Where the line containing "Enumerate this screenshot's" appears, begin retyping; continue exactly through the final line of the data. Omit every picture.

____

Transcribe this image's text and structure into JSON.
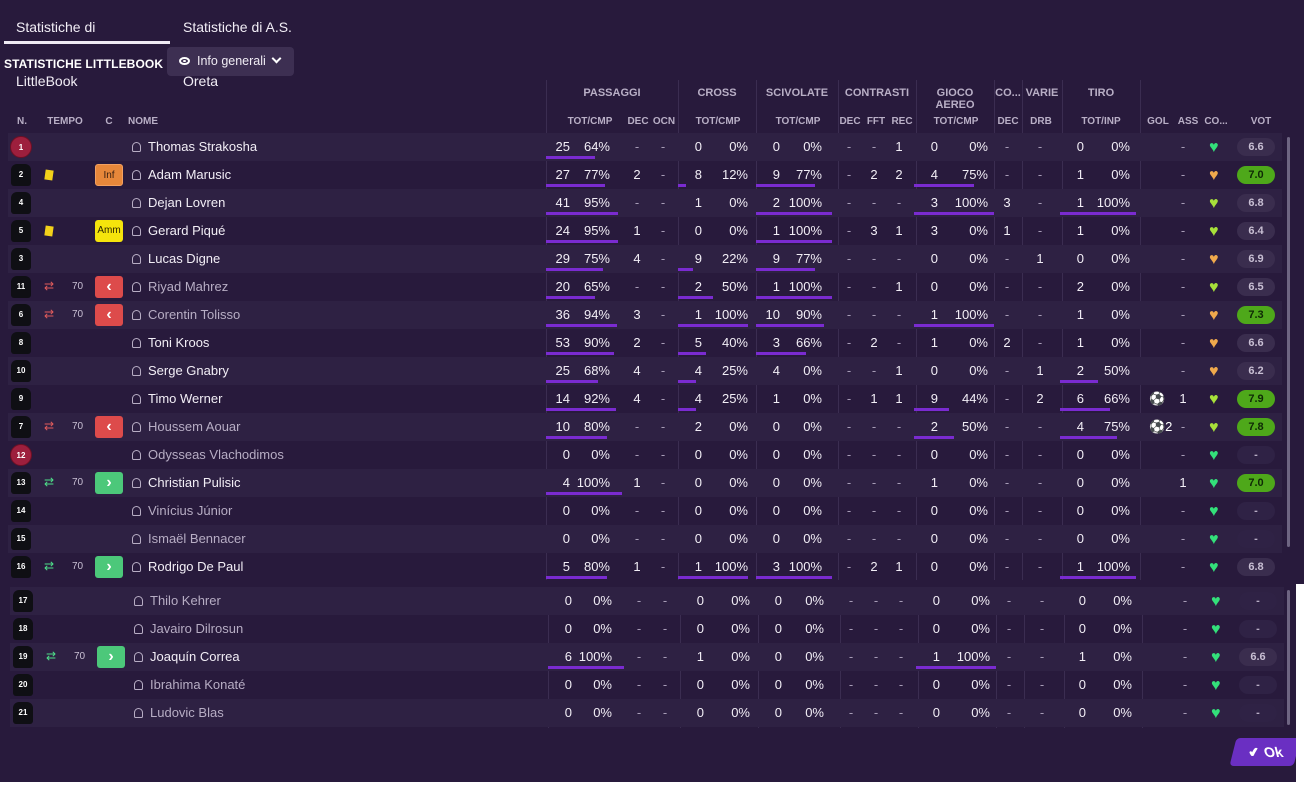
{
  "tabs": [
    "Statistiche di LittleBook",
    "Statistiche di A.S. Oreta"
  ],
  "title": "STATISTICHE LITTLEBOOK",
  "view_selector": "Info generali",
  "ok_label": "Ok",
  "groups": [
    "PASSAGGI",
    "CROSS",
    "SCIVOLATE",
    "CONTRASTI",
    "GIOCO AEREO",
    "CO...",
    "VARIE",
    "TIRO"
  ],
  "columns": [
    "N.",
    "TEMPO",
    "C",
    "NOME",
    "TOT/CMP",
    "DEC",
    "OCN",
    "TOT/CMP",
    "TOT/CMP",
    "DEC",
    "FFT",
    "REC",
    "TOT/CMP",
    "DEC",
    "DRB",
    "TOT/INP",
    "GOL",
    "ASS",
    "CO...",
    "VOT"
  ],
  "players": [
    {
      "n": "1",
      "gk": true,
      "name": "Thomas Strakosha",
      "pt": "25",
      "pp": "64%",
      "pb": 0.64,
      "pd": "-",
      "po": "-",
      "ct": "0",
      "cp": "0%",
      "cb": 0,
      "st": "0",
      "sp": "0%",
      "sb": 0,
      "kd": "-",
      "kf": "-",
      "kr": "1",
      "at": "0",
      "ap": "0%",
      "ab": 0,
      "co": "-",
      "dr": "-",
      "tt": "0",
      "tp": "0%",
      "tb": 0,
      "g": "",
      "a": "-",
      "h": "green",
      "v": "6.6",
      "vc": "mid"
    },
    {
      "n": "2",
      "card": "yellow",
      "badge": "Inf",
      "name": "Adam Marusic",
      "pt": "27",
      "pp": "77%",
      "pb": 0.77,
      "pd": "2",
      "po": "-",
      "ct": "8",
      "cp": "12%",
      "cb": 0.12,
      "st": "9",
      "sp": "77%",
      "sb": 0.77,
      "kd": "-",
      "kf": "2",
      "kr": "2",
      "at": "4",
      "ap": "75%",
      "ab": 0.75,
      "co": "-",
      "dr": "-",
      "tt": "1",
      "tp": "0%",
      "tb": 0,
      "g": "",
      "a": "-",
      "h": "gold",
      "v": "7.0",
      "vc": "high"
    },
    {
      "n": "4",
      "name": "Dejan Lovren",
      "pt": "41",
      "pp": "95%",
      "pb": 0.95,
      "pd": "-",
      "po": "-",
      "ct": "1",
      "cp": "0%",
      "cb": 0,
      "st": "2",
      "sp": "100%",
      "sb": 1,
      "kd": "-",
      "kf": "-",
      "kr": "-",
      "at": "3",
      "ap": "100%",
      "ab": 1,
      "co": "3",
      "dr": "-",
      "tt": "1",
      "tp": "100%",
      "tb": 1,
      "g": "",
      "a": "-",
      "h": "lime",
      "v": "6.8",
      "vc": "mid"
    },
    {
      "n": "5",
      "card": "yellow",
      "badge": "Amm",
      "name": "Gerard Piqué",
      "pt": "24",
      "pp": "95%",
      "pb": 0.95,
      "pd": "1",
      "po": "-",
      "ct": "0",
      "cp": "0%",
      "cb": 0,
      "st": "1",
      "sp": "100%",
      "sb": 1,
      "kd": "-",
      "kf": "3",
      "kr": "1",
      "at": "3",
      "ap": "0%",
      "ab": 0,
      "co": "1",
      "dr": "-",
      "tt": "1",
      "tp": "0%",
      "tb": 0,
      "g": "",
      "a": "-",
      "h": "lime",
      "v": "6.4",
      "vc": "mid"
    },
    {
      "n": "3",
      "name": "Lucas Digne",
      "pt": "29",
      "pp": "75%",
      "pb": 0.75,
      "pd": "4",
      "po": "-",
      "ct": "9",
      "cp": "22%",
      "cb": 0.22,
      "st": "9",
      "sp": "77%",
      "sb": 0.77,
      "kd": "-",
      "kf": "-",
      "kr": "-",
      "at": "0",
      "ap": "0%",
      "ab": 0,
      "co": "-",
      "dr": "1",
      "tt": "0",
      "tp": "0%",
      "tb": 0,
      "g": "",
      "a": "-",
      "h": "gold",
      "v": "6.9",
      "vc": "mid"
    },
    {
      "n": "11",
      "swap": "out",
      "min": "70",
      "badge": "out",
      "dim": true,
      "name": "Riyad Mahrez",
      "pt": "20",
      "pp": "65%",
      "pb": 0.65,
      "pd": "-",
      "po": "-",
      "ct": "2",
      "cp": "50%",
      "cb": 0.5,
      "st": "1",
      "sp": "100%",
      "sb": 1,
      "kd": "-",
      "kf": "-",
      "kr": "1",
      "at": "0",
      "ap": "0%",
      "ab": 0,
      "co": "-",
      "dr": "-",
      "tt": "2",
      "tp": "0%",
      "tb": 0,
      "g": "",
      "a": "-",
      "h": "lime",
      "v": "6.5",
      "vc": "mid"
    },
    {
      "n": "6",
      "swap": "out",
      "min": "70",
      "badge": "out",
      "dim": true,
      "name": "Corentin Tolisso",
      "pt": "36",
      "pp": "94%",
      "pb": 0.94,
      "pd": "3",
      "po": "-",
      "ct": "1",
      "cp": "100%",
      "cb": 1,
      "st": "10",
      "sp": "90%",
      "sb": 0.9,
      "kd": "-",
      "kf": "-",
      "kr": "-",
      "at": "1",
      "ap": "100%",
      "ab": 1,
      "co": "-",
      "dr": "-",
      "tt": "1",
      "tp": "0%",
      "tb": 0,
      "g": "",
      "a": "-",
      "h": "gold",
      "v": "7.3",
      "vc": "high"
    },
    {
      "n": "8",
      "name": "Toni Kroos",
      "pt": "53",
      "pp": "90%",
      "pb": 0.9,
      "pd": "2",
      "po": "-",
      "ct": "5",
      "cp": "40%",
      "cb": 0.4,
      "st": "3",
      "sp": "66%",
      "sb": 0.66,
      "kd": "-",
      "kf": "2",
      "kr": "-",
      "at": "1",
      "ap": "0%",
      "ab": 0,
      "co": "2",
      "dr": "-",
      "tt": "1",
      "tp": "0%",
      "tb": 0,
      "g": "",
      "a": "-",
      "h": "gold",
      "v": "6.6",
      "vc": "mid"
    },
    {
      "n": "10",
      "name": "Serge Gnabry",
      "pt": "25",
      "pp": "68%",
      "pb": 0.68,
      "pd": "4",
      "po": "-",
      "ct": "4",
      "cp": "25%",
      "cb": 0.25,
      "st": "4",
      "sp": "0%",
      "sb": 0,
      "kd": "-",
      "kf": "-",
      "kr": "1",
      "at": "0",
      "ap": "0%",
      "ab": 0,
      "co": "-",
      "dr": "1",
      "tt": "2",
      "tp": "50%",
      "tb": 0.5,
      "g": "",
      "a": "-",
      "h": "gold",
      "v": "6.2",
      "vc": "mid"
    },
    {
      "n": "9",
      "name": "Timo Werner",
      "pt": "14",
      "pp": "92%",
      "pb": 0.92,
      "pd": "4",
      "po": "-",
      "ct": "4",
      "cp": "25%",
      "cb": 0.25,
      "st": "1",
      "sp": "0%",
      "sb": 0,
      "kd": "-",
      "kf": "1",
      "kr": "1",
      "at": "9",
      "ap": "44%",
      "ab": 0.44,
      "co": "-",
      "dr": "2",
      "tt": "6",
      "tp": "66%",
      "tb": 0.66,
      "g": "⚽",
      "a": "1",
      "h": "lime",
      "v": "7.9",
      "vc": "high"
    },
    {
      "n": "7",
      "swap": "out",
      "min": "70",
      "badge": "out",
      "dim": true,
      "name": "Houssem Aouar",
      "pt": "10",
      "pp": "80%",
      "pb": 0.8,
      "pd": "-",
      "po": "-",
      "ct": "2",
      "cp": "0%",
      "cb": 0,
      "st": "0",
      "sp": "0%",
      "sb": 0,
      "kd": "-",
      "kf": "-",
      "kr": "-",
      "at": "2",
      "ap": "50%",
      "ab": 0.5,
      "co": "-",
      "dr": "-",
      "tt": "4",
      "tp": "75%",
      "tb": 0.75,
      "g": "⚽2",
      "a": "-",
      "h": "lime",
      "v": "7.8",
      "vc": "high"
    },
    {
      "n": "12",
      "gk": true,
      "dim": true,
      "name": "Odysseas Vlachodimos",
      "pt": "0",
      "pp": "0%",
      "pb": 0,
      "pd": "-",
      "po": "-",
      "ct": "0",
      "cp": "0%",
      "cb": 0,
      "st": "0",
      "sp": "0%",
      "sb": 0,
      "kd": "-",
      "kf": "-",
      "kr": "-",
      "at": "0",
      "ap": "0%",
      "ab": 0,
      "co": "-",
      "dr": "-",
      "tt": "0",
      "tp": "0%",
      "tb": 0,
      "g": "",
      "a": "-",
      "h": "green",
      "v": "-",
      "vc": "dash"
    },
    {
      "n": "13",
      "swap": "in",
      "min": "70",
      "badge": "in",
      "name": "Christian Pulisic",
      "pt": "4",
      "pp": "100%",
      "pb": 1,
      "pd": "1",
      "po": "-",
      "ct": "0",
      "cp": "0%",
      "cb": 0,
      "st": "0",
      "sp": "0%",
      "sb": 0,
      "kd": "-",
      "kf": "-",
      "kr": "-",
      "at": "1",
      "ap": "0%",
      "ab": 0,
      "co": "-",
      "dr": "-",
      "tt": "0",
      "tp": "0%",
      "tb": 0,
      "g": "",
      "a": "1",
      "h": "green",
      "v": "7.0",
      "vc": "high"
    },
    {
      "n": "14",
      "dim": true,
      "name": "Vinícius Júnior",
      "pt": "0",
      "pp": "0%",
      "pb": 0,
      "pd": "-",
      "po": "-",
      "ct": "0",
      "cp": "0%",
      "cb": 0,
      "st": "0",
      "sp": "0%",
      "sb": 0,
      "kd": "-",
      "kf": "-",
      "kr": "-",
      "at": "0",
      "ap": "0%",
      "ab": 0,
      "co": "-",
      "dr": "-",
      "tt": "0",
      "tp": "0%",
      "tb": 0,
      "g": "",
      "a": "-",
      "h": "green",
      "v": "-",
      "vc": "dash"
    },
    {
      "n": "15",
      "dim": true,
      "name": "Ismaël Bennacer",
      "pt": "0",
      "pp": "0%",
      "pb": 0,
      "pd": "-",
      "po": "-",
      "ct": "0",
      "cp": "0%",
      "cb": 0,
      "st": "0",
      "sp": "0%",
      "sb": 0,
      "kd": "-",
      "kf": "-",
      "kr": "-",
      "at": "0",
      "ap": "0%",
      "ab": 0,
      "co": "-",
      "dr": "-",
      "tt": "0",
      "tp": "0%",
      "tb": 0,
      "g": "",
      "a": "-",
      "h": "green",
      "v": "-",
      "vc": "dash"
    },
    {
      "n": "16",
      "swap": "in",
      "min": "70",
      "badge": "in",
      "name": "Rodrigo De Paul",
      "pt": "5",
      "pp": "80%",
      "pb": 0.8,
      "pd": "1",
      "po": "-",
      "ct": "1",
      "cp": "100%",
      "cb": 1,
      "st": "3",
      "sp": "100%",
      "sb": 1,
      "kd": "-",
      "kf": "2",
      "kr": "1",
      "at": "0",
      "ap": "0%",
      "ab": 0,
      "co": "-",
      "dr": "-",
      "tt": "1",
      "tp": "100%",
      "tb": 1,
      "g": "",
      "a": "-",
      "h": "green",
      "v": "6.8",
      "vc": "mid"
    },
    {
      "n": "17",
      "dim": true,
      "name": "Thilo Kehrer",
      "pt": "0",
      "pp": "0%",
      "pb": 0,
      "pd": "-",
      "po": "-",
      "ct": "0",
      "cp": "0%",
      "cb": 0,
      "st": "0",
      "sp": "0%",
      "sb": 0,
      "kd": "-",
      "kf": "-",
      "kr": "-",
      "at": "0",
      "ap": "0%",
      "ab": 0,
      "co": "-",
      "dr": "-",
      "tt": "0",
      "tp": "0%",
      "tb": 0,
      "g": "",
      "a": "-",
      "h": "green",
      "v": "-",
      "vc": "dash"
    },
    {
      "n": "18",
      "dim": true,
      "name": "Javairo Dilrosun",
      "pt": "0",
      "pp": "0%",
      "pb": 0,
      "pd": "-",
      "po": "-",
      "ct": "0",
      "cp": "0%",
      "cb": 0,
      "st": "0",
      "sp": "0%",
      "sb": 0,
      "kd": "-",
      "kf": "-",
      "kr": "-",
      "at": "0",
      "ap": "0%",
      "ab": 0,
      "co": "-",
      "dr": "-",
      "tt": "0",
      "tp": "0%",
      "tb": 0,
      "g": "",
      "a": "-",
      "h": "green",
      "v": "-",
      "vc": "dash"
    },
    {
      "n": "19",
      "swap": "in",
      "min": "70",
      "badge": "in",
      "name": "Joaquín Correa",
      "pt": "6",
      "pp": "100%",
      "pb": 1,
      "pd": "-",
      "po": "-",
      "ct": "1",
      "cp": "0%",
      "cb": 0,
      "st": "0",
      "sp": "0%",
      "sb": 0,
      "kd": "-",
      "kf": "-",
      "kr": "-",
      "at": "1",
      "ap": "100%",
      "ab": 1,
      "co": "-",
      "dr": "-",
      "tt": "1",
      "tp": "0%",
      "tb": 0,
      "g": "",
      "a": "-",
      "h": "green",
      "v": "6.6",
      "vc": "mid"
    },
    {
      "n": "20",
      "dim": true,
      "name": "Ibrahima Konaté",
      "pt": "0",
      "pp": "0%",
      "pb": 0,
      "pd": "-",
      "po": "-",
      "ct": "0",
      "cp": "0%",
      "cb": 0,
      "st": "0",
      "sp": "0%",
      "sb": 0,
      "kd": "-",
      "kf": "-",
      "kr": "-",
      "at": "0",
      "ap": "0%",
      "ab": 0,
      "co": "-",
      "dr": "-",
      "tt": "0",
      "tp": "0%",
      "tb": 0,
      "g": "",
      "a": "-",
      "h": "green",
      "v": "-",
      "vc": "dash"
    },
    {
      "n": "21",
      "dim": true,
      "name": "Ludovic Blas",
      "pt": "0",
      "pp": "0%",
      "pb": 0,
      "pd": "-",
      "po": "-",
      "ct": "0",
      "cp": "0%",
      "cb": 0,
      "st": "0",
      "sp": "0%",
      "sb": 0,
      "kd": "-",
      "kf": "-",
      "kr": "-",
      "at": "0",
      "ap": "0%",
      "ab": 0,
      "co": "-",
      "dr": "-",
      "tt": "0",
      "tp": "0%",
      "tb": 0,
      "g": "",
      "a": "-",
      "h": "green",
      "v": "-",
      "vc": "dash"
    }
  ]
}
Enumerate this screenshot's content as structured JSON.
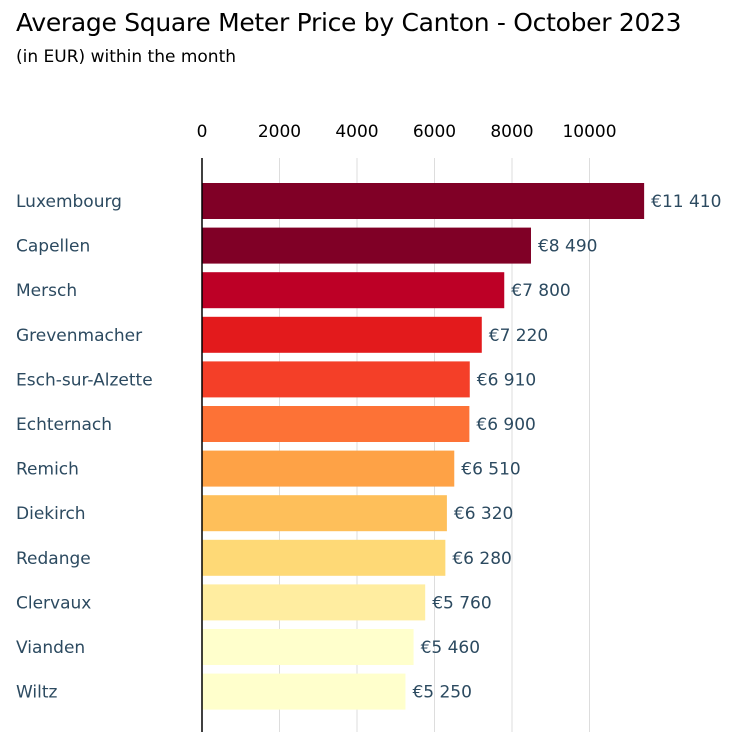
{
  "chart_data": {
    "type": "bar",
    "orientation": "horizontal",
    "title": "Average Square Meter Price by Canton - October 2023",
    "subtitle": "(in EUR) within the month",
    "xlabel": "",
    "ylabel": "",
    "xlim": [
      0,
      11410
    ],
    "x_ticks": [
      0,
      2000,
      4000,
      6000,
      8000,
      10000
    ],
    "x_axis_position": "top",
    "grid": true,
    "categories": [
      "Luxembourg",
      "Capellen",
      "Mersch",
      "Grevenmacher",
      "Esch-sur-Alzette",
      "Echternach",
      "Remich",
      "Diekirch",
      "Redange",
      "Clervaux",
      "Vianden",
      "Wiltz"
    ],
    "values": [
      11410,
      8490,
      7800,
      7220,
      6910,
      6900,
      6510,
      6320,
      6280,
      5760,
      5460,
      5250
    ],
    "value_labels": [
      "€11 410",
      "€8 490",
      "€7 800",
      "€7 220",
      "€6 910",
      "€6 900",
      "€6 510",
      "€6 320",
      "€6 280",
      "€5 760",
      "€5 460",
      "€5 250"
    ],
    "colors": [
      "#800026",
      "#800026",
      "#bd0026",
      "#e31a1c",
      "#f43f28",
      "#fd7236",
      "#fea246",
      "#febf5a",
      "#fed976",
      "#ffeda0",
      "#ffffcc",
      "#ffffcc"
    ]
  }
}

____

== COMPLETE OUTPUT ==
Enumerate this screenshot's content as structured JSON.
{
  "chart_data": {
    "type": "bar",
    "orientation": "horizontal",
    "title": "Average Square Meter Price by Canton - October 2023",
    "subtitle": "(in EUR) within the month",
    "xlabel": "",
    "ylabel": "",
    "xlim": [
      0,
      11410
    ],
    "x_ticks": [
      0,
      2000,
      4000,
      6000,
      8000,
      10000
    ],
    "x_axis_position": "top",
    "grid": true,
    "categories": [
      "Luxembourg",
      "Capellen",
      "Mersch",
      "Grevenmacher",
      "Esch-sur-Alzette",
      "Echternach",
      "Remich",
      "Diekirch",
      "Redange",
      "Clervaux",
      "Vianden",
      "Wiltz"
    ],
    "values": [
      11410,
      8490,
      7800,
      7220,
      6910,
      6900,
      6510,
      6320,
      6280,
      5760,
      5460,
      5250
    ],
    "value_labels": [
      "€11 410",
      "€8 490",
      "€7 800",
      "€7 220",
      "€6 910",
      "€6 900",
      "€6 510",
      "€6 320",
      "€6 280",
      "€5 760",
      "€5 460",
      "€5 250"
    ],
    "colors": [
      "#800026",
      "#800026",
      "#bd0026",
      "#e31a1c",
      "#f43f28",
      "#fd7236",
      "#fea246",
      "#febf5a",
      "#fed976",
      "#ffeda0",
      "#ffffcc",
      "#ffffcc"
    ]
  }
}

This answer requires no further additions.